- [WHAT THIS TASK INVOLVES] Reproduce each line exactly.

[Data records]
- - - - - - -
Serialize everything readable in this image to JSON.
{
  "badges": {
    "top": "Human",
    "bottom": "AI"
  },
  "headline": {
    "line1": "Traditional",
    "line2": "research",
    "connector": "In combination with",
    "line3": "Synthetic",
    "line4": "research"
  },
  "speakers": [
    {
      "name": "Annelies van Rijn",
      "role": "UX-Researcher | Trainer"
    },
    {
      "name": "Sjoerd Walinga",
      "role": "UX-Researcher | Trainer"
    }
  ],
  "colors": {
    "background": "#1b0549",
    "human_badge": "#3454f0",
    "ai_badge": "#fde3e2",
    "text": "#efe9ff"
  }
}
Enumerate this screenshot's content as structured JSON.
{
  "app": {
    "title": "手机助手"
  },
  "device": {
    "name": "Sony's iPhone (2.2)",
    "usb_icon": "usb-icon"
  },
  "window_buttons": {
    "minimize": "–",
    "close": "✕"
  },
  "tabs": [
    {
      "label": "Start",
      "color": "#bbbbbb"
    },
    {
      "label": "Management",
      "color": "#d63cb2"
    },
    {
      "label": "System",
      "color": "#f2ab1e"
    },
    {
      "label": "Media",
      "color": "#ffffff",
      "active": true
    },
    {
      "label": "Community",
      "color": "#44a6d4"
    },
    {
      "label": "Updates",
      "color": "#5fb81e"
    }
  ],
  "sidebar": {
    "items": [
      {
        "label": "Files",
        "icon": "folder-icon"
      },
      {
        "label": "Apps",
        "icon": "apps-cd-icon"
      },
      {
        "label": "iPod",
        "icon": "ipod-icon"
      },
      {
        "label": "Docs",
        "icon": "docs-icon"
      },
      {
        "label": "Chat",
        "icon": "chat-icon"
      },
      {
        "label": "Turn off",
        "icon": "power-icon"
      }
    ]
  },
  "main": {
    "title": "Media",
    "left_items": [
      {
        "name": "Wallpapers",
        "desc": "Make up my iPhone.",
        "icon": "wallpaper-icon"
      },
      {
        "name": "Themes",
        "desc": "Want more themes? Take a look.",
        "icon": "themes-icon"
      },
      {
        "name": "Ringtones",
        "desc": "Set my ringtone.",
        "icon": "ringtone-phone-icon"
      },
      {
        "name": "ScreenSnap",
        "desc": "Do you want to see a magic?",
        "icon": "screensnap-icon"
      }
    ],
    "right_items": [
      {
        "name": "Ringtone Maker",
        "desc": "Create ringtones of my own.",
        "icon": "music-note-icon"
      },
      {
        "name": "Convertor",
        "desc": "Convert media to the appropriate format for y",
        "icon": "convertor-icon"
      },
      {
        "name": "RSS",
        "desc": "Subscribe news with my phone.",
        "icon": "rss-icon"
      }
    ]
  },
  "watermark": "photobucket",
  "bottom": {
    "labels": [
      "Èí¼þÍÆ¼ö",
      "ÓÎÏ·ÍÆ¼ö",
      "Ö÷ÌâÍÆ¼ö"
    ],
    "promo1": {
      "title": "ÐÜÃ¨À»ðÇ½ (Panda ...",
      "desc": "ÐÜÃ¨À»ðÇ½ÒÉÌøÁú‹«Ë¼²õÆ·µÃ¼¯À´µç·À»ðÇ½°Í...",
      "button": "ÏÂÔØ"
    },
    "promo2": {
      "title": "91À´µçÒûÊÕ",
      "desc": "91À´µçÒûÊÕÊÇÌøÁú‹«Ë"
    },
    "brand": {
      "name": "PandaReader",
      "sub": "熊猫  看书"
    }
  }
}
- - - - - - -
- [OUTPUT OF THE EXERCISE]
Serialize everything readable in this image to JSON.
{
  "badges": {
    "top": "Human",
    "bottom": "AI"
  },
  "headline": {
    "line1": "Traditional",
    "line2": "research",
    "connector": "In combination with",
    "line3": "Synthetic",
    "line4": "research"
  },
  "speakers": [
    {
      "name": "Annelies van Rijn",
      "role": "UX-Researcher | Trainer"
    },
    {
      "name": "Sjoerd Walinga",
      "role": "UX-Researcher | Trainer"
    }
  ],
  "colors": {
    "background": "#1b0549",
    "human_badge": "#3454f0",
    "ai_badge": "#fde3e2",
    "text": "#efe9ff"
  }
}
Enumerate this screenshot's content as structured JSON.
{
  "app": {
    "title": "手机助手"
  },
  "device": {
    "name": "Sony's iPhone (2.2)",
    "usb_icon": "usb-icon"
  },
  "window_buttons": {
    "minimize": "–",
    "close": "✕"
  },
  "tabs": [
    {
      "label": "Start",
      "color": "#bbbbbb"
    },
    {
      "label": "Management",
      "color": "#d63cb2"
    },
    {
      "label": "System",
      "color": "#f2ab1e"
    },
    {
      "label": "Media",
      "color": "#ffffff",
      "active": true
    },
    {
      "label": "Community",
      "color": "#44a6d4"
    },
    {
      "label": "Updates",
      "color": "#5fb81e"
    }
  ],
  "sidebar": {
    "items": [
      {
        "label": "Files",
        "icon": "folder-icon"
      },
      {
        "label": "Apps",
        "icon": "apps-cd-icon"
      },
      {
        "label": "iPod",
        "icon": "ipod-icon"
      },
      {
        "label": "Docs",
        "icon": "docs-icon"
      },
      {
        "label": "Chat",
        "icon": "chat-icon"
      },
      {
        "label": "Turn off",
        "icon": "power-icon"
      }
    ]
  },
  "main": {
    "title": "Media",
    "left_items": [
      {
        "name": "Wallpapers",
        "desc": "Make up my iPhone.",
        "icon": "wallpaper-icon"
      },
      {
        "name": "Themes",
        "desc": "Want more themes? Take a look.",
        "icon": "themes-icon"
      },
      {
        "name": "Ringtones",
        "desc": "Set my ringtone.",
        "icon": "ringtone-phone-icon"
      },
      {
        "name": "ScreenSnap",
        "desc": "Do you want to see a magic?",
        "icon": "screensnap-icon"
      }
    ],
    "right_items": [
      {
        "name": "Ringtone Maker",
        "desc": "Create ringtones of my own.",
        "icon": "music-note-icon"
      },
      {
        "name": "Convertor",
        "desc": "Convert media to the appropriate format for y",
        "icon": "convertor-icon"
      },
      {
        "name": "RSS",
        "desc": "Subscribe news with my phone.",
        "icon": "rss-icon"
      }
    ]
  },
  "watermark": "photobucket",
  "bottom": {
    "labels": [
      "Èí¼þÍÆ¼ö",
      "ÓÎÏ·ÍÆ¼ö",
      "Ö÷ÌâÍÆ¼ö"
    ],
    "promo1": {
      "title": "ÐÜÃ¨À»ðÇ½ (Panda ...",
      "desc": "ÐÜÃ¨À»ðÇ½ÒÉÌøÁú‹«Ë¼²õÆ·µÃ¼¯À´µç·À»ðÇ½°Í...",
      "button": "ÏÂÔØ"
    },
    "promo2": {
      "title": "91À´µçÒûÊÕ",
      "desc": "91À´µçÒûÊÕÊÇÌøÁú‹«Ë"
    },
    "brand": {
      "name": "PandaReader",
      "sub": "熊猫  看书"
    }
  }
}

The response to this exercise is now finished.